> **The request**:
Images do not belong in the copy. Retype all the entries below exactly.

> **Given records**:
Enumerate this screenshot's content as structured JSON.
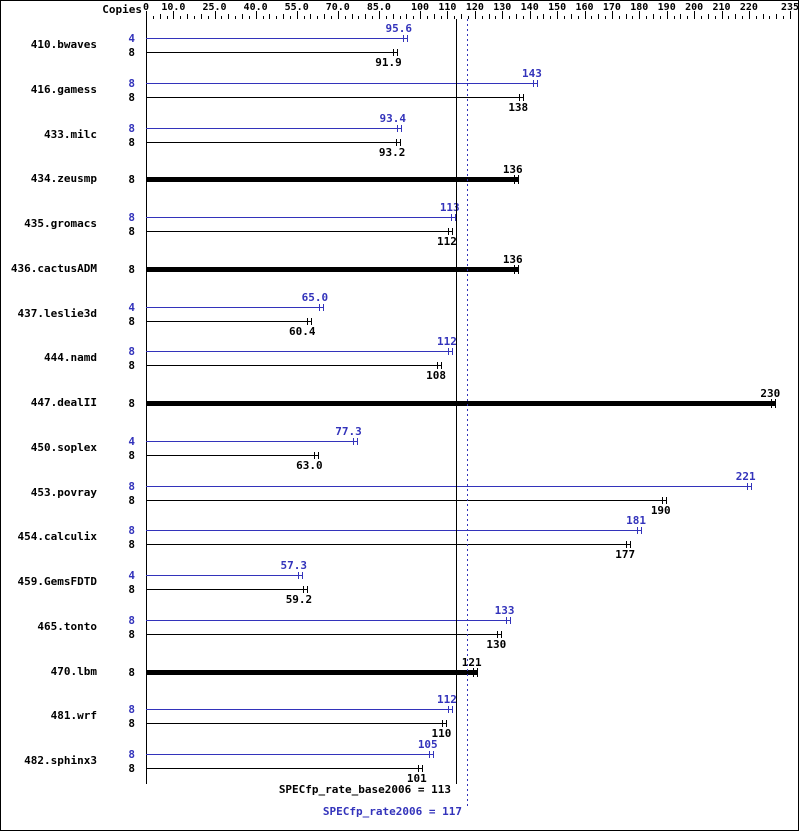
{
  "colors": {
    "peak": "#3333bb",
    "base": "#000000",
    "background": "#ffffff"
  },
  "chart_data": {
    "type": "bar",
    "orientation": "horizontal",
    "title": "",
    "copies_header": "Copies",
    "axis": {
      "min": 0,
      "max": 235,
      "minor_tick_step": 2.5,
      "mid_tick_step": 5,
      "ticks": [
        {
          "value": 0,
          "label": "0"
        },
        {
          "value": 10,
          "label": "10.0"
        },
        {
          "value": 25,
          "label": "25.0"
        },
        {
          "value": 40,
          "label": "40.0"
        },
        {
          "value": 55,
          "label": "55.0"
        },
        {
          "value": 70,
          "label": "70.0"
        },
        {
          "value": 85,
          "label": "85.0"
        },
        {
          "value": 100,
          "label": "100"
        },
        {
          "value": 110,
          "label": "110"
        },
        {
          "value": 120,
          "label": "120"
        },
        {
          "value": 130,
          "label": "130"
        },
        {
          "value": 140,
          "label": "140"
        },
        {
          "value": 150,
          "label": "150"
        },
        {
          "value": 160,
          "label": "160"
        },
        {
          "value": 170,
          "label": "170"
        },
        {
          "value": 180,
          "label": "180"
        },
        {
          "value": 190,
          "label": "190"
        },
        {
          "value": 200,
          "label": "200"
        },
        {
          "value": 210,
          "label": "210"
        },
        {
          "value": 220,
          "label": "220"
        },
        {
          "value": 235,
          "label": "235"
        }
      ]
    },
    "benchmarks": [
      {
        "name": "410.bwaves",
        "bars": [
          {
            "kind": "peak",
            "copies": "4",
            "value": 95.6,
            "label": "95.6"
          },
          {
            "kind": "base",
            "copies": "8",
            "value": 91.9,
            "label": "91.9"
          }
        ]
      },
      {
        "name": "416.gamess",
        "bars": [
          {
            "kind": "peak",
            "copies": "8",
            "value": 143,
            "label": "143"
          },
          {
            "kind": "base",
            "copies": "8",
            "value": 138,
            "label": "138"
          }
        ]
      },
      {
        "name": "433.milc",
        "bars": [
          {
            "kind": "peak",
            "copies": "8",
            "value": 93.4,
            "label": "93.4"
          },
          {
            "kind": "base",
            "copies": "8",
            "value": 93.2,
            "label": "93.2"
          }
        ]
      },
      {
        "name": "434.zeusmp",
        "bars": [
          {
            "kind": "single",
            "copies": "8",
            "value": 136,
            "label": "136"
          }
        ]
      },
      {
        "name": "435.gromacs",
        "bars": [
          {
            "kind": "peak",
            "copies": "8",
            "value": 113,
            "label": "113"
          },
          {
            "kind": "base",
            "copies": "8",
            "value": 112,
            "label": "112"
          }
        ]
      },
      {
        "name": "436.cactusADM",
        "bars": [
          {
            "kind": "single",
            "copies": "8",
            "value": 136,
            "label": "136"
          }
        ]
      },
      {
        "name": "437.leslie3d",
        "bars": [
          {
            "kind": "peak",
            "copies": "4",
            "value": 65.0,
            "label": "65.0"
          },
          {
            "kind": "base",
            "copies": "8",
            "value": 60.4,
            "label": "60.4"
          }
        ]
      },
      {
        "name": "444.namd",
        "bars": [
          {
            "kind": "peak",
            "copies": "8",
            "value": 112,
            "label": "112"
          },
          {
            "kind": "base",
            "copies": "8",
            "value": 108,
            "label": "108"
          }
        ]
      },
      {
        "name": "447.dealII",
        "bars": [
          {
            "kind": "single",
            "copies": "8",
            "value": 230,
            "label": "230"
          }
        ]
      },
      {
        "name": "450.soplex",
        "bars": [
          {
            "kind": "peak",
            "copies": "4",
            "value": 77.3,
            "label": "77.3"
          },
          {
            "kind": "base",
            "copies": "8",
            "value": 63.0,
            "label": "63.0"
          }
        ]
      },
      {
        "name": "453.povray",
        "bars": [
          {
            "kind": "peak",
            "copies": "8",
            "value": 221,
            "label": "221"
          },
          {
            "kind": "base",
            "copies": "8",
            "value": 190,
            "label": "190"
          }
        ]
      },
      {
        "name": "454.calculix",
        "bars": [
          {
            "kind": "peak",
            "copies": "8",
            "value": 181,
            "label": "181"
          },
          {
            "kind": "base",
            "copies": "8",
            "value": 177,
            "label": "177"
          }
        ]
      },
      {
        "name": "459.GemsFDTD",
        "bars": [
          {
            "kind": "peak",
            "copies": "4",
            "value": 57.3,
            "label": "57.3"
          },
          {
            "kind": "base",
            "copies": "8",
            "value": 59.2,
            "label": "59.2"
          }
        ]
      },
      {
        "name": "465.tonto",
        "bars": [
          {
            "kind": "peak",
            "copies": "8",
            "value": 133,
            "label": "133"
          },
          {
            "kind": "base",
            "copies": "8",
            "value": 130,
            "label": "130"
          }
        ]
      },
      {
        "name": "470.lbm",
        "bars": [
          {
            "kind": "single",
            "copies": "8",
            "value": 121,
            "label": "121"
          }
        ]
      },
      {
        "name": "481.wrf",
        "bars": [
          {
            "kind": "peak",
            "copies": "8",
            "value": 112,
            "label": "112"
          },
          {
            "kind": "base",
            "copies": "8",
            "value": 110,
            "label": "110"
          }
        ]
      },
      {
        "name": "482.sphinx3",
        "bars": [
          {
            "kind": "peak",
            "copies": "8",
            "value": 105,
            "label": "105"
          },
          {
            "kind": "base",
            "copies": "8",
            "value": 101,
            "label": "101"
          }
        ]
      }
    ],
    "reference_lines": [
      {
        "name": "base-mean",
        "value": 113,
        "style": "solid",
        "color": "#000000"
      },
      {
        "name": "peak-mean",
        "value": 117,
        "style": "dotted",
        "color": "#3333bb"
      }
    ],
    "footer": {
      "base_label": "SPECfp_rate_base2006 = 113",
      "peak_label": "SPECfp_rate2006 = 117"
    }
  }
}
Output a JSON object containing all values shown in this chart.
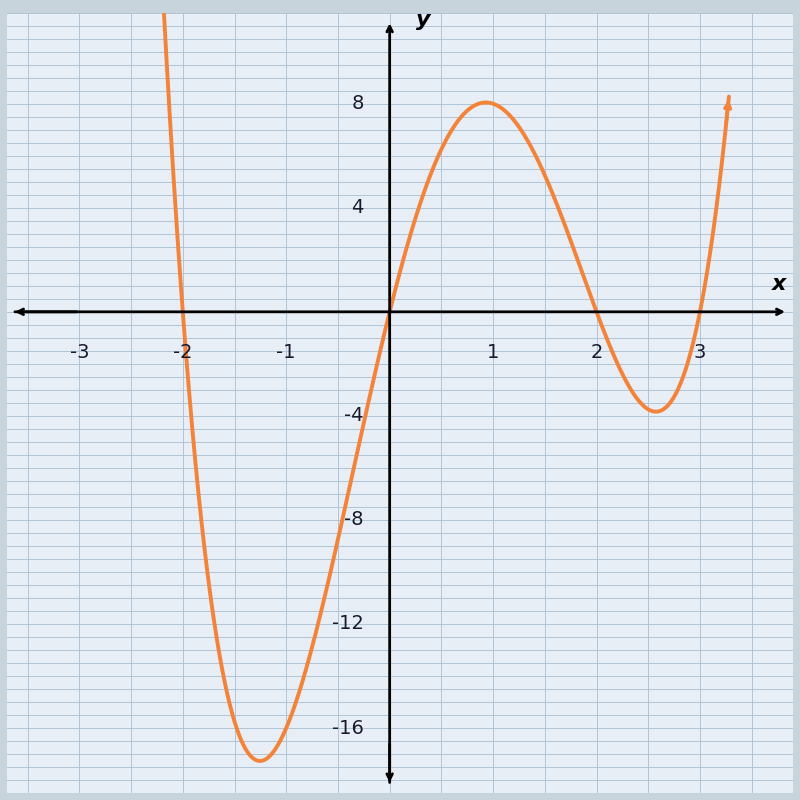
{
  "title": "",
  "xlabel": "x",
  "ylabel": "y",
  "xlim": [
    -3.7,
    3.9
  ],
  "ylim": [
    -18.5,
    11.5
  ],
  "xticks": [
    -3,
    -2,
    -1,
    1,
    2,
    3
  ],
  "yticks": [
    -16,
    -12,
    -8,
    -4,
    4,
    8
  ],
  "curve_color": "#F4833A",
  "curve_linewidth": 2.8,
  "grid_color": "#afc4d8",
  "plot_bg_color": "#e8eef5",
  "fig_bg_color": "#c8d4dc",
  "figsize": [
    8.0,
    8.0
  ],
  "dpi": 100,
  "coeff_A": 1.354,
  "x_start": -2.65,
  "x_end": 3.35,
  "n_points": 1000
}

> **Full output**:
Enumerate this screenshot's content as structured JSON.
{
  "colors": {
    "peak": "#3333bb",
    "base": "#000000",
    "background": "#ffffff"
  },
  "chart_data": {
    "type": "bar",
    "orientation": "horizontal",
    "title": "",
    "copies_header": "Copies",
    "axis": {
      "min": 0,
      "max": 235,
      "minor_tick_step": 2.5,
      "mid_tick_step": 5,
      "ticks": [
        {
          "value": 0,
          "label": "0"
        },
        {
          "value": 10,
          "label": "10.0"
        },
        {
          "value": 25,
          "label": "25.0"
        },
        {
          "value": 40,
          "label": "40.0"
        },
        {
          "value": 55,
          "label": "55.0"
        },
        {
          "value": 70,
          "label": "70.0"
        },
        {
          "value": 85,
          "label": "85.0"
        },
        {
          "value": 100,
          "label": "100"
        },
        {
          "value": 110,
          "label": "110"
        },
        {
          "value": 120,
          "label": "120"
        },
        {
          "value": 130,
          "label": "130"
        },
        {
          "value": 140,
          "label": "140"
        },
        {
          "value": 150,
          "label": "150"
        },
        {
          "value": 160,
          "label": "160"
        },
        {
          "value": 170,
          "label": "170"
        },
        {
          "value": 180,
          "label": "180"
        },
        {
          "value": 190,
          "label": "190"
        },
        {
          "value": 200,
          "label": "200"
        },
        {
          "value": 210,
          "label": "210"
        },
        {
          "value": 220,
          "label": "220"
        },
        {
          "value": 235,
          "label": "235"
        }
      ]
    },
    "benchmarks": [
      {
        "name": "410.bwaves",
        "bars": [
          {
            "kind": "peak",
            "copies": "4",
            "value": 95.6,
            "label": "95.6"
          },
          {
            "kind": "base",
            "copies": "8",
            "value": 91.9,
            "label": "91.9"
          }
        ]
      },
      {
        "name": "416.gamess",
        "bars": [
          {
            "kind": "peak",
            "copies": "8",
            "value": 143,
            "label": "143"
          },
          {
            "kind": "base",
            "copies": "8",
            "value": 138,
            "label": "138"
          }
        ]
      },
      {
        "name": "433.milc",
        "bars": [
          {
            "kind": "peak",
            "copies": "8",
            "value": 93.4,
            "label": "93.4"
          },
          {
            "kind": "base",
            "copies": "8",
            "value": 93.2,
            "label": "93.2"
          }
        ]
      },
      {
        "name": "434.zeusmp",
        "bars": [
          {
            "kind": "single",
            "copies": "8",
            "value": 136,
            "label": "136"
          }
        ]
      },
      {
        "name": "435.gromacs",
        "bars": [
          {
            "kind": "peak",
            "copies": "8",
            "value": 113,
            "label": "113"
          },
          {
            "kind": "base",
            "copies": "8",
            "value": 112,
            "label": "112"
          }
        ]
      },
      {
        "name": "436.cactusADM",
        "bars": [
          {
            "kind": "single",
            "copies": "8",
            "value": 136,
            "label": "136"
          }
        ]
      },
      {
        "name": "437.leslie3d",
        "bars": [
          {
            "kind": "peak",
            "copies": "4",
            "value": 65.0,
            "label": "65.0"
          },
          {
            "kind": "base",
            "copies": "8",
            "value": 60.4,
            "label": "60.4"
          }
        ]
      },
      {
        "name": "444.namd",
        "bars": [
          {
            "kind": "peak",
            "copies": "8",
            "value": 112,
            "label": "112"
          },
          {
            "kind": "base",
            "copies": "8",
            "value": 108,
            "label": "108"
          }
        ]
      },
      {
        "name": "447.dealII",
        "bars": [
          {
            "kind": "single",
            "copies": "8",
            "value": 230,
            "label": "230"
          }
        ]
      },
      {
        "name": "450.soplex",
        "bars": [
          {
            "kind": "peak",
            "copies": "4",
            "value": 77.3,
            "label": "77.3"
          },
          {
            "kind": "base",
            "copies": "8",
            "value": 63.0,
            "label": "63.0"
          }
        ]
      },
      {
        "name": "453.povray",
        "bars": [
          {
            "kind": "peak",
            "copies": "8",
            "value": 221,
            "label": "221"
          },
          {
            "kind": "base",
            "copies": "8",
            "value": 190,
            "label": "190"
          }
        ]
      },
      {
        "name": "454.calculix",
        "bars": [
          {
            "kind": "peak",
            "copies": "8",
            "value": 181,
            "label": "181"
          },
          {
            "kind": "base",
            "copies": "8",
            "value": 177,
            "label": "177"
          }
        ]
      },
      {
        "name": "459.GemsFDTD",
        "bars": [
          {
            "kind": "peak",
            "copies": "4",
            "value": 57.3,
            "label": "57.3"
          },
          {
            "kind": "base",
            "copies": "8",
            "value": 59.2,
            "label": "59.2"
          }
        ]
      },
      {
        "name": "465.tonto",
        "bars": [
          {
            "kind": "peak",
            "copies": "8",
            "value": 133,
            "label": "133"
          },
          {
            "kind": "base",
            "copies": "8",
            "value": 130,
            "label": "130"
          }
        ]
      },
      {
        "name": "470.lbm",
        "bars": [
          {
            "kind": "single",
            "copies": "8",
            "value": 121,
            "label": "121"
          }
        ]
      },
      {
        "name": "481.wrf",
        "bars": [
          {
            "kind": "peak",
            "copies": "8",
            "value": 112,
            "label": "112"
          },
          {
            "kind": "base",
            "copies": "8",
            "value": 110,
            "label": "110"
          }
        ]
      },
      {
        "name": "482.sphinx3",
        "bars": [
          {
            "kind": "peak",
            "copies": "8",
            "value": 105,
            "label": "105"
          },
          {
            "kind": "base",
            "copies": "8",
            "value": 101,
            "label": "101"
          }
        ]
      }
    ],
    "reference_lines": [
      {
        "name": "base-mean",
        "value": 113,
        "style": "solid",
        "color": "#000000"
      },
      {
        "name": "peak-mean",
        "value": 117,
        "style": "dotted",
        "color": "#3333bb"
      }
    ],
    "footer": {
      "base_label": "SPECfp_rate_base2006 = 113",
      "peak_label": "SPECfp_rate2006 = 117"
    }
  }
}
Output a JSON object containing all values shown in this chart.
{
  "title": "",
  "xlabel": "x",
  "ylabel": "y",
  "xlim": [
    -3.7,
    3.9
  ],
  "ylim": [
    -18.5,
    11.5
  ],
  "xticks": [
    -3,
    -2,
    -1,
    1,
    2,
    3
  ],
  "yticks": [
    -16,
    -12,
    -8,
    -4,
    4,
    8
  ],
  "curve_color": "#F4833A",
  "curve_linewidth": 2.8,
  "grid_color": "#afc4d8",
  "plot_bg_color": "#e8eef5",
  "fig_bg_color": "#c8d4dc",
  "figsize": [
    8.0,
    8.0
  ],
  "dpi": 100,
  "coeff_A": 1.354,
  "x_start": -2.65,
  "x_end": 3.35,
  "n_points": 1000
}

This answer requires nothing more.